## [Required task]
Write out the listing in full, matching it word for word.
--- START Information given ---
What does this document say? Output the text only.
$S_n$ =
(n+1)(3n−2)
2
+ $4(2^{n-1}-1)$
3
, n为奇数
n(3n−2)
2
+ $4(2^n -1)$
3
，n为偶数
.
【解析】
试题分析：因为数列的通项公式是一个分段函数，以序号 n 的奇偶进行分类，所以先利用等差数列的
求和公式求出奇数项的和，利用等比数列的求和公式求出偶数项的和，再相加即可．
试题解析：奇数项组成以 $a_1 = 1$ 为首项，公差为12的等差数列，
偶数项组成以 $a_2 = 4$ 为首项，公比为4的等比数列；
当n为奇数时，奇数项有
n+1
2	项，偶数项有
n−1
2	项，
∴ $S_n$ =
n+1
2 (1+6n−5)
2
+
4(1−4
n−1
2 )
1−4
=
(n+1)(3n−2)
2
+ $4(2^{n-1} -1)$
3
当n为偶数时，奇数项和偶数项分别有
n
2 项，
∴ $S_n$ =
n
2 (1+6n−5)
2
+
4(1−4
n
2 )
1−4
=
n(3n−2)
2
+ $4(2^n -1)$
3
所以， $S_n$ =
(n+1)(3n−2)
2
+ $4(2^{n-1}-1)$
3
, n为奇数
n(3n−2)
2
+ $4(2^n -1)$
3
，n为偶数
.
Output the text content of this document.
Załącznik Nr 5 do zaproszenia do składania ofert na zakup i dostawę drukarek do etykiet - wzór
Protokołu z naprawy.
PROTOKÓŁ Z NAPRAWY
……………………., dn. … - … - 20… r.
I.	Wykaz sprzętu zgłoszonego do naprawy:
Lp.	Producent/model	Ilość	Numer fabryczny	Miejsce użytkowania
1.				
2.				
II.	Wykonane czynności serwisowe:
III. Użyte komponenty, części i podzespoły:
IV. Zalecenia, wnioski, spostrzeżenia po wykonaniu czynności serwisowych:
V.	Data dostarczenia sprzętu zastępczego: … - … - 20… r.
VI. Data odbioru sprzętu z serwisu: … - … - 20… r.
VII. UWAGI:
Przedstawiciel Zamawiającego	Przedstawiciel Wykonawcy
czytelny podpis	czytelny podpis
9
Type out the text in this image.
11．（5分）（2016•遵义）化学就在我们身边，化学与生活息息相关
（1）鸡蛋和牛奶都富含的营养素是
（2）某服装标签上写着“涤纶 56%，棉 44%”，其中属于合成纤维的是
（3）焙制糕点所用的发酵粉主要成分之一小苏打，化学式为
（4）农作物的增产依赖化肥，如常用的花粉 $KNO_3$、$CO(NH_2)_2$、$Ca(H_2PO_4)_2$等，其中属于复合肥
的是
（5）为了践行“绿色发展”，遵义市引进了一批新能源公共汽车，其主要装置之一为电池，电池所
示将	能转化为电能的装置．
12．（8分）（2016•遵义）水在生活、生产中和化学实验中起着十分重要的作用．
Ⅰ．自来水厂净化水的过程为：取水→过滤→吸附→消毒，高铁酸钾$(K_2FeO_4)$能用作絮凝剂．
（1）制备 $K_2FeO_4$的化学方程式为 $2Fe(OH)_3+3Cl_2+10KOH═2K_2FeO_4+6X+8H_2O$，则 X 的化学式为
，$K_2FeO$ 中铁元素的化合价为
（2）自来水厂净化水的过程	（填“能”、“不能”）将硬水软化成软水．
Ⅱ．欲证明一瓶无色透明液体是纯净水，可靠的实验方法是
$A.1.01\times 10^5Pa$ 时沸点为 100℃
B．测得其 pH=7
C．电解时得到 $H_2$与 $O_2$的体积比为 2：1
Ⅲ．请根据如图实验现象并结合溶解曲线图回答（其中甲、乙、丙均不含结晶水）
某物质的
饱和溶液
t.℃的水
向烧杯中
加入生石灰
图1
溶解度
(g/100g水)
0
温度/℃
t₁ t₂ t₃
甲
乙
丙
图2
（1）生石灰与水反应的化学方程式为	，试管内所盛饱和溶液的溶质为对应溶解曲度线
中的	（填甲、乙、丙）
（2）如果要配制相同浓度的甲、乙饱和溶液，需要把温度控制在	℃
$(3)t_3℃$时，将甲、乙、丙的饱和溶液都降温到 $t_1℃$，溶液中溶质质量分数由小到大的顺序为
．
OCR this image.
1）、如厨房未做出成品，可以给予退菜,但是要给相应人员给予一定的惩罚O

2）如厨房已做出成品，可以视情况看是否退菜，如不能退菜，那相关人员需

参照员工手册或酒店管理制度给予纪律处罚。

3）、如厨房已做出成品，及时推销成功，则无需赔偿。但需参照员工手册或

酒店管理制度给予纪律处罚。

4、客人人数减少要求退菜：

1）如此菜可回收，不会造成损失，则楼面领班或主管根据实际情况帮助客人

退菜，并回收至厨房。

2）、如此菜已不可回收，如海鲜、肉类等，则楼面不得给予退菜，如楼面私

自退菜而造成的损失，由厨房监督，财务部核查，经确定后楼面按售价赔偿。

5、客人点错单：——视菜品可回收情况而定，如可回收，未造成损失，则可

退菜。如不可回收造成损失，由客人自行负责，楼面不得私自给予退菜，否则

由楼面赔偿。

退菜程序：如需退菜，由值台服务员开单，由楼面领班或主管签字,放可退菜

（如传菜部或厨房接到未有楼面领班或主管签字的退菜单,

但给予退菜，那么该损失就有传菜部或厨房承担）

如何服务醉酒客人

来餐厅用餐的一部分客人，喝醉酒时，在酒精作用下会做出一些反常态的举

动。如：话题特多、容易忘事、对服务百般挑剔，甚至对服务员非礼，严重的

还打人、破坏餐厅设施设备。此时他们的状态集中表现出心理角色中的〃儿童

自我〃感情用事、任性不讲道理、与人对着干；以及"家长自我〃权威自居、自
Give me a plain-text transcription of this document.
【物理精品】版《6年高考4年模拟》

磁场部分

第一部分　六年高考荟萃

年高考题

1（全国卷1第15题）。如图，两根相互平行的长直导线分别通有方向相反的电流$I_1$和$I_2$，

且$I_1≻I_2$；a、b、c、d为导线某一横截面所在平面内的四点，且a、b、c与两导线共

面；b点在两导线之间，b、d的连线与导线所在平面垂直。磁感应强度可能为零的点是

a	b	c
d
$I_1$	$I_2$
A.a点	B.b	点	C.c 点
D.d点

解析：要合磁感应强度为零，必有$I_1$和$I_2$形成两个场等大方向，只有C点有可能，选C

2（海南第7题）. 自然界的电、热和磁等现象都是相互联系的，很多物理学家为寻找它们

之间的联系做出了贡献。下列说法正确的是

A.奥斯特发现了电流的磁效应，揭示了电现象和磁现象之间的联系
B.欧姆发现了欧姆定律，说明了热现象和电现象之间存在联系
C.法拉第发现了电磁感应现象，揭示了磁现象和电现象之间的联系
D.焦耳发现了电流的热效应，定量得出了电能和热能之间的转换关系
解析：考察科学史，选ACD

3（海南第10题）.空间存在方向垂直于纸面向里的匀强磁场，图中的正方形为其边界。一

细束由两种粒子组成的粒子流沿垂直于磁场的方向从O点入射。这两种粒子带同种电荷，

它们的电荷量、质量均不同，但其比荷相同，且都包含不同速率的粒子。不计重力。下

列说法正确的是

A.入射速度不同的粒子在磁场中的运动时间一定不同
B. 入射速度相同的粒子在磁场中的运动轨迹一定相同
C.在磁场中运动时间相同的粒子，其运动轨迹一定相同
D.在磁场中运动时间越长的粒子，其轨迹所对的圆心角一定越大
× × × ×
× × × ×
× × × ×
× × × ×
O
--- END Information given ---
## [Complete answer]
What does this document say? Output the text only.
$S_n$ =
(n+1)(3n−2)
2
+ $4(2^{n-1}-1)$
3
, n为奇数
n(3n−2)
2
+ $4(2^n -1)$
3
，n为偶数
.
【解析】
试题分析：因为数列的通项公式是一个分段函数，以序号 n 的奇偶进行分类，所以先利用等差数列的
求和公式求出奇数项的和，利用等比数列的求和公式求出偶数项的和，再相加即可．
试题解析：奇数项组成以 $a_1 = 1$ 为首项，公差为12的等差数列，
偶数项组成以 $a_2 = 4$ 为首项，公比为4的等比数列；
当n为奇数时，奇数项有
n+1
2	项，偶数项有
n−1
2	项，
∴ $S_n$ =
n+1
2 (1+6n−5)
2
+
4(1−4
n−1
2 )
1−4
=
(n+1)(3n−2)
2
+ $4(2^{n-1} -1)$
3
当n为偶数时，奇数项和偶数项分别有
n
2 项，
∴ $S_n$ =
n
2 (1+6n−5)
2
+
4(1−4
n
2 )
1−4
=
n(3n−2)
2
+ $4(2^n -1)$
3
所以， $S_n$ =
(n+1)(3n−2)
2
+ $4(2^{n-1}-1)$
3
, n为奇数
n(3n−2)
2
+ $4(2^n -1)$
3
，n为偶数
.
Output the text content of this document.
Załącznik Nr 5 do zaproszenia do składania ofert na zakup i dostawę drukarek do etykiet - wzór
Protokołu z naprawy.
PROTOKÓŁ Z NAPRAWY
……………………., dn. … - … - 20… r.
I.	Wykaz sprzętu zgłoszonego do naprawy:
Lp.	Producent/model	Ilość	Numer fabryczny	Miejsce użytkowania
1.				
2.				
II.	Wykonane czynności serwisowe:
III. Użyte komponenty, części i podzespoły:
IV. Zalecenia, wnioski, spostrzeżenia po wykonaniu czynności serwisowych:
V.	Data dostarczenia sprzętu zastępczego: … - … - 20… r.
VI. Data odbioru sprzętu z serwisu: … - … - 20… r.
VII. UWAGI:
Przedstawiciel Zamawiającego	Przedstawiciel Wykonawcy
czytelny podpis	czytelny podpis
9
Type out the text in this image.
11．（5分）（2016•遵义）化学就在我们身边，化学与生活息息相关
（1）鸡蛋和牛奶都富含的营养素是
（2）某服装标签上写着“涤纶 56%，棉 44%”，其中属于合成纤维的是
（3）焙制糕点所用的发酵粉主要成分之一小苏打，化学式为
（4）农作物的增产依赖化肥，如常用的花粉 $KNO_3$、$CO(NH_2)_2$、$Ca(H_2PO_4)_2$等，其中属于复合肥
的是
（5）为了践行“绿色发展”，遵义市引进了一批新能源公共汽车，其主要装置之一为电池，电池所
示将	能转化为电能的装置．
12．（8分）（2016•遵义）水在生活、生产中和化学实验中起着十分重要的作用．
Ⅰ．自来水厂净化水的过程为：取水→过滤→吸附→消毒，高铁酸钾$(K_2FeO_4)$能用作絮凝剂．
（1）制备 $K_2FeO_4$的化学方程式为 $2Fe(OH)_3+3Cl_2+10KOH═2K_2FeO_4+6X+8H_2O$，则 X 的化学式为
，$K_2FeO$ 中铁元素的化合价为
（2）自来水厂净化水的过程	（填“能”、“不能”）将硬水软化成软水．
Ⅱ．欲证明一瓶无色透明液体是纯净水，可靠的实验方法是
$A.1.01\times 10^5Pa$ 时沸点为 100℃
B．测得其 pH=7
C．电解时得到 $H_2$与 $O_2$的体积比为 2：1
Ⅲ．请根据如图实验现象并结合溶解曲线图回答（其中甲、乙、丙均不含结晶水）
某物质的
饱和溶液
t.℃的水
向烧杯中
加入生石灰
图1
溶解度
(g/100g水)
0
温度/℃
t₁ t₂ t₃
甲
乙
丙
图2
（1）生石灰与水反应的化学方程式为	，试管内所盛饱和溶液的溶质为对应溶解曲度线
中的	（填甲、乙、丙）
（2）如果要配制相同浓度的甲、乙饱和溶液，需要把温度控制在	℃
$(3)t_3℃$时，将甲、乙、丙的饱和溶液都降温到 $t_1℃$，溶液中溶质质量分数由小到大的顺序为
．
OCR this image.
1）、如厨房未做出成品，可以给予退菜,但是要给相应人员给予一定的惩罚O

2）如厨房已做出成品，可以视情况看是否退菜，如不能退菜，那相关人员需

参照员工手册或酒店管理制度给予纪律处罚。

3）、如厨房已做出成品，及时推销成功，则无需赔偿。但需参照员工手册或

酒店管理制度给予纪律处罚。

4、客人人数减少要求退菜：

1）如此菜可回收，不会造成损失，则楼面领班或主管根据实际情况帮助客人

退菜，并回收至厨房。

2）、如此菜已不可回收，如海鲜、肉类等，则楼面不得给予退菜，如楼面私

自退菜而造成的损失，由厨房监督，财务部核查，经确定后楼面按售价赔偿。

5、客人点错单：——视菜品可回收情况而定，如可回收，未造成损失，则可

退菜。如不可回收造成损失，由客人自行负责，楼面不得私自给予退菜，否则

由楼面赔偿。

退菜程序：如需退菜，由值台服务员开单，由楼面领班或主管签字,放可退菜

（如传菜部或厨房接到未有楼面领班或主管签字的退菜单,

但给予退菜，那么该损失就有传菜部或厨房承担）

如何服务醉酒客人

来餐厅用餐的一部分客人，喝醉酒时，在酒精作用下会做出一些反常态的举

动。如：话题特多、容易忘事、对服务百般挑剔，甚至对服务员非礼，严重的

还打人、破坏餐厅设施设备。此时他们的状态集中表现出心理角色中的〃儿童

自我〃感情用事、任性不讲道理、与人对着干；以及"家长自我〃权威自居、自
Give me a plain-text transcription of this document.
【物理精品】版《6年高考4年模拟》

磁场部分

第一部分　六年高考荟萃

年高考题

1（全国卷1第15题）。如图，两根相互平行的长直导线分别通有方向相反的电流$I_1$和$I_2$，

且$I_1≻I_2$；a、b、c、d为导线某一横截面所在平面内的四点，且a、b、c与两导线共

面；b点在两导线之间，b、d的连线与导线所在平面垂直。磁感应强度可能为零的点是

a	b	c
d
$I_1$	$I_2$
A.a点	B.b	点	C.c 点
D.d点

解析：要合磁感应强度为零，必有$I_1$和$I_2$形成两个场等大方向，只有C点有可能，选C

2（海南第7题）. 自然界的电、热和磁等现象都是相互联系的，很多物理学家为寻找它们

之间的联系做出了贡献。下列说法正确的是

A.奥斯特发现了电流的磁效应，揭示了电现象和磁现象之间的联系
B.欧姆发现了欧姆定律，说明了热现象和电现象之间存在联系
C.法拉第发现了电磁感应现象，揭示了磁现象和电现象之间的联系
D.焦耳发现了电流的热效应，定量得出了电能和热能之间的转换关系
解析：考察科学史，选ACD

3（海南第10题）.空间存在方向垂直于纸面向里的匀强磁场，图中的正方形为其边界。一

细束由两种粒子组成的粒子流沿垂直于磁场的方向从O点入射。这两种粒子带同种电荷，

它们的电荷量、质量均不同，但其比荷相同，且都包含不同速率的粒子。不计重力。下

列说法正确的是

A.入射速度不同的粒子在磁场中的运动时间一定不同
B. 入射速度相同的粒子在磁场中的运动轨迹一定相同
C.在磁场中运动时间相同的粒子，其运动轨迹一定相同
D.在磁场中运动时间越长的粒子，其轨迹所对的圆心角一定越大
× × × ×
× × × ×
× × × ×
× × × ×
O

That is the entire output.